[START OF RECORD EXCERPTS]

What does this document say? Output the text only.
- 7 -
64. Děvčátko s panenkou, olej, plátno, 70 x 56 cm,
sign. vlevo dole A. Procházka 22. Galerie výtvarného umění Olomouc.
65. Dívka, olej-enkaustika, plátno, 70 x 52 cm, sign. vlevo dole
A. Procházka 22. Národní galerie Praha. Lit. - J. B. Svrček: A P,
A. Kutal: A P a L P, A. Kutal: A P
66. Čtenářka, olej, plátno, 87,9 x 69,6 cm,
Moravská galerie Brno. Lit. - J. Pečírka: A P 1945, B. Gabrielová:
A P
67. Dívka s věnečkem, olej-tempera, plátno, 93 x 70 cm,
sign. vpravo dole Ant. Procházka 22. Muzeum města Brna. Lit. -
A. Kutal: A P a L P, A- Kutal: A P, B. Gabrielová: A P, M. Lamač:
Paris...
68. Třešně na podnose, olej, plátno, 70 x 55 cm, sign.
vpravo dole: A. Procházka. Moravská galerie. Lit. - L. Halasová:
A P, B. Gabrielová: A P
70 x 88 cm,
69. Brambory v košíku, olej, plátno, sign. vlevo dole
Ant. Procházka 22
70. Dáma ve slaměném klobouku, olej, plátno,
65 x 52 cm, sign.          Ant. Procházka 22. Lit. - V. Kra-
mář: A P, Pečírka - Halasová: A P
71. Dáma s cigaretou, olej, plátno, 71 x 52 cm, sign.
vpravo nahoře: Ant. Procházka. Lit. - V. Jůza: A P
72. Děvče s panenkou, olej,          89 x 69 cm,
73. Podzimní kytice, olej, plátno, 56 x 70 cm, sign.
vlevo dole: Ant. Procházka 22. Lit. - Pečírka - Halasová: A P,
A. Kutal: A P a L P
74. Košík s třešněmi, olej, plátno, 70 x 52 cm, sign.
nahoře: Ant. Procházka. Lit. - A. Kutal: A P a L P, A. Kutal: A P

[END OF RECORD EXCERPTS]

AIM OF THE TASK: Check every line of the data above for the string "Gabrielová", and copy those that have it.

RESPONSE BELOW:
Moravská galerie Brno. Lit. - J. Pečírka: A P 1945, B. Gabrielová:
A. Kutal: A P a L P, A- Kutal: A P, B. Gabrielová: A P, M. Lamač:
A P, B. Gabrielová: A P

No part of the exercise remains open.